*What you should do*
Look through the material below and count the lines with the string "Blue". Report only the count.

▼

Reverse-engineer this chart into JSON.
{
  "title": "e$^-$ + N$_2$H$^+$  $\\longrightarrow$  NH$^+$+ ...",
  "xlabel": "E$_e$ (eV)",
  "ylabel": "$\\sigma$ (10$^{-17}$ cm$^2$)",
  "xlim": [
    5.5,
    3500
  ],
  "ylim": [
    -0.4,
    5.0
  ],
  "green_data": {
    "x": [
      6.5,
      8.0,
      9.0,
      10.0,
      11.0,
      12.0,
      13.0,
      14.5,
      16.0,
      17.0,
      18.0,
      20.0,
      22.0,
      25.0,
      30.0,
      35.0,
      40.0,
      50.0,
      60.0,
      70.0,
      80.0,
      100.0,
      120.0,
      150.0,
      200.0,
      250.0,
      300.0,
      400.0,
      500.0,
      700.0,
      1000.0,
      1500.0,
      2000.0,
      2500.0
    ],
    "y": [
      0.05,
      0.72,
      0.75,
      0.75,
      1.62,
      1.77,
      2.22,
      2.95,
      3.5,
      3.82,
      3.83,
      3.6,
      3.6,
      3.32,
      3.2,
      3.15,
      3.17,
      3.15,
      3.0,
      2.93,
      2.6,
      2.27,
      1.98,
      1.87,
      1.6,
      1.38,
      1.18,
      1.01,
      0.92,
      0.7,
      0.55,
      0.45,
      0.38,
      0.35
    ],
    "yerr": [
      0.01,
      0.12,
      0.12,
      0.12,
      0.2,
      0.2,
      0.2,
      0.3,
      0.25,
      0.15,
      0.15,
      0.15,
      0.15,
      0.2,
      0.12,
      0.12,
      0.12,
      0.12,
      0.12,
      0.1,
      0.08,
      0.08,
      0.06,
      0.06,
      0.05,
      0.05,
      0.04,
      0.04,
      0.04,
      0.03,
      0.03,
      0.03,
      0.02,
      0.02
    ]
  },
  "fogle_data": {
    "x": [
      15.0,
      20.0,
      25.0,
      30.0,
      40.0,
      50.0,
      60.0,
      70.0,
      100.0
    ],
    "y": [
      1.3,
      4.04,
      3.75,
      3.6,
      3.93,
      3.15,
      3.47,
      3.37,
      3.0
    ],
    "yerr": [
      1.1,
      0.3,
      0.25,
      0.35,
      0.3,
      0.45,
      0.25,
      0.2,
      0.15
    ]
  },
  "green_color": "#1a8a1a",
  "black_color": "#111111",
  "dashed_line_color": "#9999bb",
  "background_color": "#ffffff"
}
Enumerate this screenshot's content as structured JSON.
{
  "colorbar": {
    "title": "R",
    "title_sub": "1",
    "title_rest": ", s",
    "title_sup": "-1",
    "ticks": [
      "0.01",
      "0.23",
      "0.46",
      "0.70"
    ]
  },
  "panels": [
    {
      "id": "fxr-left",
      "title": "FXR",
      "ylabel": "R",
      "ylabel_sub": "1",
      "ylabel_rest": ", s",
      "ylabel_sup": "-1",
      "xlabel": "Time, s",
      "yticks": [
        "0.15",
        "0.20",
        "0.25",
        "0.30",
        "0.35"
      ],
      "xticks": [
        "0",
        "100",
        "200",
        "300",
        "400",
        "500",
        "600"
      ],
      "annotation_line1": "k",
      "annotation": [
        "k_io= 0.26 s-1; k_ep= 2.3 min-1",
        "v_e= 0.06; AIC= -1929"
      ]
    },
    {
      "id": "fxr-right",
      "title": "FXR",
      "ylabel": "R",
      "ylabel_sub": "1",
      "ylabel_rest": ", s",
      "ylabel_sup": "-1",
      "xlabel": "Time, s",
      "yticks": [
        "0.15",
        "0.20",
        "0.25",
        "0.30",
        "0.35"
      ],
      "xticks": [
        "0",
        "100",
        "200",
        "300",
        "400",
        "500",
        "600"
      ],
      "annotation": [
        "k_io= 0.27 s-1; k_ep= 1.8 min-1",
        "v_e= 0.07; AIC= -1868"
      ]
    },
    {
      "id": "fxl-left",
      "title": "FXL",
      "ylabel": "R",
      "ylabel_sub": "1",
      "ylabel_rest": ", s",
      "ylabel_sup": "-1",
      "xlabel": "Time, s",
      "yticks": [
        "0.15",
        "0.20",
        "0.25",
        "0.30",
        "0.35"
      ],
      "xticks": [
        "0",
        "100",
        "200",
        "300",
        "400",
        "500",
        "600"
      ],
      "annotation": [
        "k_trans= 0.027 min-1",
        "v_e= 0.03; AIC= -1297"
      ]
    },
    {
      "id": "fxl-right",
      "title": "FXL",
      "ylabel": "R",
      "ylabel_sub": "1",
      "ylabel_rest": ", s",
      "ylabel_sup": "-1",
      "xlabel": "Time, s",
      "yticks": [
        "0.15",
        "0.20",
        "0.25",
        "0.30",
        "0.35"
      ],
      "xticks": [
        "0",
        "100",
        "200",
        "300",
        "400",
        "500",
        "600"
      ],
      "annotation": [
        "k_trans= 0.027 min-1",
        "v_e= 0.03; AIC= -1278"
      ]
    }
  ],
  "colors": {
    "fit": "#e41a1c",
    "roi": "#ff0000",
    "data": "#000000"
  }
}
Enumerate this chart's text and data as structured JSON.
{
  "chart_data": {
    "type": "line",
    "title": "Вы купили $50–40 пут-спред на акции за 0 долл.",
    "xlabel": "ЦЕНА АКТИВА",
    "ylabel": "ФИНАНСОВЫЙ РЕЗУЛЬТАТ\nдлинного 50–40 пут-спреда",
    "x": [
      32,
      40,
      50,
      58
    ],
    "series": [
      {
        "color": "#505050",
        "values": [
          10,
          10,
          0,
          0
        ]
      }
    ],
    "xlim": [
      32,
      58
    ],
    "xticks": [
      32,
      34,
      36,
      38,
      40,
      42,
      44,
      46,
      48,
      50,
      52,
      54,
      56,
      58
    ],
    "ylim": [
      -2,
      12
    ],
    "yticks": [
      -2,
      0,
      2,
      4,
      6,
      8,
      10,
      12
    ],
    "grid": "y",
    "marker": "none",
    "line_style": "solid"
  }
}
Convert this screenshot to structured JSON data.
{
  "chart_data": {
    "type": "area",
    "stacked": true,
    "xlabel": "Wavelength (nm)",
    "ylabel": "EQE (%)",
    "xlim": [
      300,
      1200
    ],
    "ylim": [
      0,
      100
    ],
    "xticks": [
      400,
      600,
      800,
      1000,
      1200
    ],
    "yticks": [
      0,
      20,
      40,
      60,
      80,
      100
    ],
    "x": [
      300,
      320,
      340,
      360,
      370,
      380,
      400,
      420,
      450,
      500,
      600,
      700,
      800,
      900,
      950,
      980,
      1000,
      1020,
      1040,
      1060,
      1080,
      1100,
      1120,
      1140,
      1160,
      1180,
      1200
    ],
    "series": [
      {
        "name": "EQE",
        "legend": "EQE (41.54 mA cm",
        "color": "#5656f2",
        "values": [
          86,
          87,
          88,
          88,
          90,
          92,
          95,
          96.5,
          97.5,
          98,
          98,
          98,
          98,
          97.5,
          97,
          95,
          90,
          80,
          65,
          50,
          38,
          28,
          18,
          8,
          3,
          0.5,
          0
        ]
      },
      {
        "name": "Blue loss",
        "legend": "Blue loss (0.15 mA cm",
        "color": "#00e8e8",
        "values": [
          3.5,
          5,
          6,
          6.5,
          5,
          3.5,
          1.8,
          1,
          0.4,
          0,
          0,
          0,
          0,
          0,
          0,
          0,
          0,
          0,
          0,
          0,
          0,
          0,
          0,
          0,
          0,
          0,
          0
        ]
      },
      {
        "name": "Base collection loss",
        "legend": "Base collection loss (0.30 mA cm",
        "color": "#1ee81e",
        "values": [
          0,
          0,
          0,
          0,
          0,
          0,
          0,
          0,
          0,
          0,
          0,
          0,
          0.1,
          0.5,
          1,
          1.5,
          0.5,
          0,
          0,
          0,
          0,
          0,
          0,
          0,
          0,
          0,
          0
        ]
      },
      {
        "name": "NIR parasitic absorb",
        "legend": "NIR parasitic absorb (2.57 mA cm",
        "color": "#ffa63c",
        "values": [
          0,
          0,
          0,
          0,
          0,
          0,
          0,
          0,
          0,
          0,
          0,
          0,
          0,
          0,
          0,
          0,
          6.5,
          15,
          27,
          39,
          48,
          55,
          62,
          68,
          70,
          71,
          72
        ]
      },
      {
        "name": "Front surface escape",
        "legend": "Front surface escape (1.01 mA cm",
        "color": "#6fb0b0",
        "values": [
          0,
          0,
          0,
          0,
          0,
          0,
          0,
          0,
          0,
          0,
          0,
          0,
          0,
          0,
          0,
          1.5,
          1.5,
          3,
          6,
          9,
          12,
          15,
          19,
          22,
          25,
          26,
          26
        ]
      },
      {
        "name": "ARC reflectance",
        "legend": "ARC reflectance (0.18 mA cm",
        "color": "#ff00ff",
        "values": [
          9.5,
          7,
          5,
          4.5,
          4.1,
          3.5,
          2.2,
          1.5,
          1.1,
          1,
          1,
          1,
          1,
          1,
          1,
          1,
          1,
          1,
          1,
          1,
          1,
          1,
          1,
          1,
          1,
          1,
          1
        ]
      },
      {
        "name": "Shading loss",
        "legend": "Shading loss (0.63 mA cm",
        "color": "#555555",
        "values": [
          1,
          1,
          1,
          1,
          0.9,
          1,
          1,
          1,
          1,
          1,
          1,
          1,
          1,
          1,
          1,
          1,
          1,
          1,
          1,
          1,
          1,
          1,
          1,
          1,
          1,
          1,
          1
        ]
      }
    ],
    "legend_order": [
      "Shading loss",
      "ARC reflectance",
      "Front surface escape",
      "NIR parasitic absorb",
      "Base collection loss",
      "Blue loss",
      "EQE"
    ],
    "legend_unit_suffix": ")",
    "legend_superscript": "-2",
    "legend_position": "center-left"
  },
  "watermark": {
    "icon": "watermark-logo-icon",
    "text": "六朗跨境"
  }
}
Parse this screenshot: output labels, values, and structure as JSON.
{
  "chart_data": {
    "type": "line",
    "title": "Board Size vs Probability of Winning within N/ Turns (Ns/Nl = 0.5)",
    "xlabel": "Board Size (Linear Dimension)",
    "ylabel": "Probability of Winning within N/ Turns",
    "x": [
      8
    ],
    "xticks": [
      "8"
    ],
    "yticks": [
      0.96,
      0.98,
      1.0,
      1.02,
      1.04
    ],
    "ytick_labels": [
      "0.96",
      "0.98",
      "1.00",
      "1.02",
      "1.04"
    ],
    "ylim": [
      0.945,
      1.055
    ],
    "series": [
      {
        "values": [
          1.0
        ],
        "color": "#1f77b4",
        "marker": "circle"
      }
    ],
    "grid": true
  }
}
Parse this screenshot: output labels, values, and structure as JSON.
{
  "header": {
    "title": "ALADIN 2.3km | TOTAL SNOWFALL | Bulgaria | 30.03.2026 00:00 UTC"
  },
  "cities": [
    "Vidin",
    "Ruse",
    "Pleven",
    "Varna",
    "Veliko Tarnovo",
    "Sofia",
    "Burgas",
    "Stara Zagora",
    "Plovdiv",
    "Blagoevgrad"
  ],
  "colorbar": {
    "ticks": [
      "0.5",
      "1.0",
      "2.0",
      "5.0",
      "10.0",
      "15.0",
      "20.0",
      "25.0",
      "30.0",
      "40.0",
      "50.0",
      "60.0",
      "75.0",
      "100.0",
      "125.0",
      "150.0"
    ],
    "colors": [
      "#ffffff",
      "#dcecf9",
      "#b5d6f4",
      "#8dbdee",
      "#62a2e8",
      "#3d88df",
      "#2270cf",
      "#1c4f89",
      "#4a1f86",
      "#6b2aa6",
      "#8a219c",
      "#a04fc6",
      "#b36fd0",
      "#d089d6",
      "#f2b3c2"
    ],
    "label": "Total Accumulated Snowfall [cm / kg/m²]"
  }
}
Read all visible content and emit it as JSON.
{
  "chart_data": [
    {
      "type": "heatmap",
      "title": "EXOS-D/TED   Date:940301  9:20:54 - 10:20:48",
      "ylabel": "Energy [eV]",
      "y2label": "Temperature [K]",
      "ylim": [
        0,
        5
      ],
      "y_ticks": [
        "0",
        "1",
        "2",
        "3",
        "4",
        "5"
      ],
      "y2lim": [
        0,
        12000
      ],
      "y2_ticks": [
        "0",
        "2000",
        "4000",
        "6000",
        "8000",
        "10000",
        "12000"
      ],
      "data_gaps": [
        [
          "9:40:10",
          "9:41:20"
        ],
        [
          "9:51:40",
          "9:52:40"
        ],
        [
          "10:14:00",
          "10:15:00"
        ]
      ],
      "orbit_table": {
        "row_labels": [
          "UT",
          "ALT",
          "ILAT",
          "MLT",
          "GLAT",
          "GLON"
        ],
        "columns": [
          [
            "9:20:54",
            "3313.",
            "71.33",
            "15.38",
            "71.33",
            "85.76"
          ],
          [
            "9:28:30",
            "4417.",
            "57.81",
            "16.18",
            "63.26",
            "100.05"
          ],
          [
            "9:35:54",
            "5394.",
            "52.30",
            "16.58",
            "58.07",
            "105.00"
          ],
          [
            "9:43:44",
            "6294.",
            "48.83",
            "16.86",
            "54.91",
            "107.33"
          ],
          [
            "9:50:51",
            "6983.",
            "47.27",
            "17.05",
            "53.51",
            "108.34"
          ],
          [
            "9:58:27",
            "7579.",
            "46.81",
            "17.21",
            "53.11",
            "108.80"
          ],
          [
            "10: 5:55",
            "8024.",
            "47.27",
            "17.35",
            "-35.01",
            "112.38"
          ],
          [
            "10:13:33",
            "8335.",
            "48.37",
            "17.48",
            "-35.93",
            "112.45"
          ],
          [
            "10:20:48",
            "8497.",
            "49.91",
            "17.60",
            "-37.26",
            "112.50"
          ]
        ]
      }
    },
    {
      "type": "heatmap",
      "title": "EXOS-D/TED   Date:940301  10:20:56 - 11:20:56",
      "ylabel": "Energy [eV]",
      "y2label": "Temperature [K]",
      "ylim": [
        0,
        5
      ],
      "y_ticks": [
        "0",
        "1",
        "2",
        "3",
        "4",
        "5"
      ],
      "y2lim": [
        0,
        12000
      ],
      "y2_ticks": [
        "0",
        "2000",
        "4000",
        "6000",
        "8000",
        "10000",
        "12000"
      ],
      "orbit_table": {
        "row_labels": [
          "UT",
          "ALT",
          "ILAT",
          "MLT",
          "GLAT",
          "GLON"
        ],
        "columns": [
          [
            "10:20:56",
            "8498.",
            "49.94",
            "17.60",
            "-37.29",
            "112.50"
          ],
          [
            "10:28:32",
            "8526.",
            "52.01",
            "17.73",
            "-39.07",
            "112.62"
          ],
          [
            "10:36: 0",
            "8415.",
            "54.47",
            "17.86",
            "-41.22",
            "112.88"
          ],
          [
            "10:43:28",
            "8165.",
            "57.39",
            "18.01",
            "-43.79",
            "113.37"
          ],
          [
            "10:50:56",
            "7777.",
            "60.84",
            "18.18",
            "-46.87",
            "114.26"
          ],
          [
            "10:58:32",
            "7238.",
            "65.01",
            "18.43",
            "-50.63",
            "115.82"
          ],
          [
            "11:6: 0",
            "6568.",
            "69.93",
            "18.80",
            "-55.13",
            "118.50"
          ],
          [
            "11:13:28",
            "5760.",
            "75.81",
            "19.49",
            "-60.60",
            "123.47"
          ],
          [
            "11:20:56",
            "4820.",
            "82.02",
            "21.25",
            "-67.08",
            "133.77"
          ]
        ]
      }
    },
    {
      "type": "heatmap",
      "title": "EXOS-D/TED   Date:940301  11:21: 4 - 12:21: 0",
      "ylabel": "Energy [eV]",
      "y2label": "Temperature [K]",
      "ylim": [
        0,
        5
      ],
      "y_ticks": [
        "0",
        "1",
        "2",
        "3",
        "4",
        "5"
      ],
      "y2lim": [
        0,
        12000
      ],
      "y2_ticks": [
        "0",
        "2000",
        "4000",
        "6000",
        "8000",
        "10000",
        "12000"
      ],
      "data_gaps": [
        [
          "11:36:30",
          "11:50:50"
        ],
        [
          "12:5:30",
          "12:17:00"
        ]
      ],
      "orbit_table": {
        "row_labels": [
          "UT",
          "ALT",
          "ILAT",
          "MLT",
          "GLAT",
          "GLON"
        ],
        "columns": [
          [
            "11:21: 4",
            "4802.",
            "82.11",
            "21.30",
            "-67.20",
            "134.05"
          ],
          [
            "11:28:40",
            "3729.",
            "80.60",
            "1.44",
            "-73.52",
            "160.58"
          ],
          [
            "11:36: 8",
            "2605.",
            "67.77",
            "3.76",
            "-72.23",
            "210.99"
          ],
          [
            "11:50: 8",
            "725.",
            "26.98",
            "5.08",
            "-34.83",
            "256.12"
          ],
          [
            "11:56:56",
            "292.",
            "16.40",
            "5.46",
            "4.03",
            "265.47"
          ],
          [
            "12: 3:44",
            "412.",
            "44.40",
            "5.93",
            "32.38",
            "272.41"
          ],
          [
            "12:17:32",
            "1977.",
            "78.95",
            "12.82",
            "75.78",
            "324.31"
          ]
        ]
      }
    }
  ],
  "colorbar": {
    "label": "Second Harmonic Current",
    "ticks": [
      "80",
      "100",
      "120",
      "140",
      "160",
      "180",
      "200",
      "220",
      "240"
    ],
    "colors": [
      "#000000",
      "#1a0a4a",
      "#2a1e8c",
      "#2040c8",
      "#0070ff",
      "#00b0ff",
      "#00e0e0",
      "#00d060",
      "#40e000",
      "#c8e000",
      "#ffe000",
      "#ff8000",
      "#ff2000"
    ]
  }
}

▲

*Solution*
3